*WORK TO DO:* Repeat the material verbatim. Images are excluded from the copy.

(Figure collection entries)
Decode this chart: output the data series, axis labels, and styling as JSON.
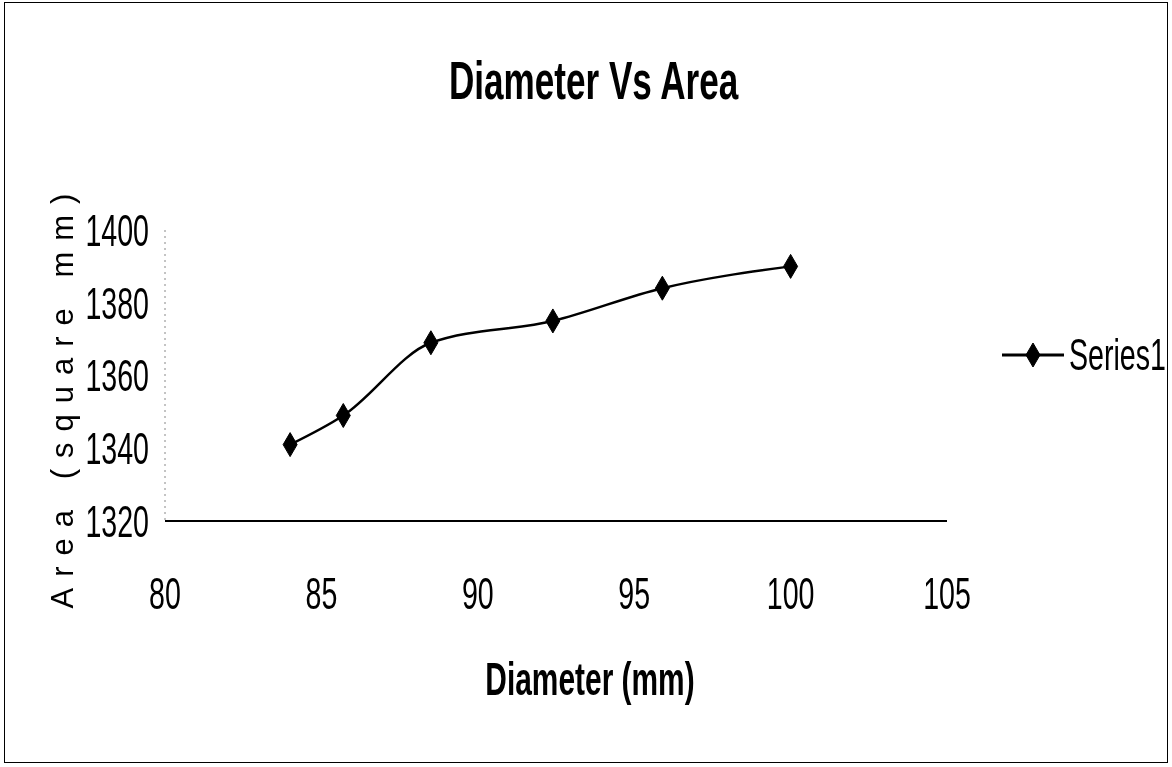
{
  "chart_data": {
    "type": "line",
    "title": "Diameter Vs Area",
    "xlabel": "Diameter (mm)",
    "ylabel": "Area (square mm)",
    "x": [
      84,
      85.7,
      88.5,
      92.4,
      95.9,
      100
    ],
    "series": [
      {
        "name": "Series1",
        "color": "#000000",
        "values": [
          1341,
          1349,
          1369,
          1375,
          1384,
          1390
        ]
      }
    ],
    "xlim": [
      80,
      105
    ],
    "xticks": [
      80,
      85,
      90,
      95,
      100,
      105
    ],
    "ylim": [
      1320,
      1400
    ],
    "yticks": [
      1320,
      1340,
      1360,
      1380,
      1400
    ],
    "legend": "right",
    "marker": "diamond",
    "line_style": "solid"
  }
}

*THE ANSWER:*
Decode this chart: output the data series, axis labels, and styling as JSON.
{
  "chart_data": {
    "type": "line",
    "title": "Diameter Vs Area",
    "xlabel": "Diameter (mm)",
    "ylabel": "Area (square mm)",
    "x": [
      84,
      85.7,
      88.5,
      92.4,
      95.9,
      100
    ],
    "series": [
      {
        "name": "Series1",
        "color": "#000000",
        "values": [
          1341,
          1349,
          1369,
          1375,
          1384,
          1390
        ]
      }
    ],
    "xlim": [
      80,
      105
    ],
    "xticks": [
      80,
      85,
      90,
      95,
      100,
      105
    ],
    "ylim": [
      1320,
      1400
    ],
    "yticks": [
      1320,
      1340,
      1360,
      1380,
      1400
    ],
    "legend": "right",
    "marker": "diamond",
    "line_style": "solid"
  }
}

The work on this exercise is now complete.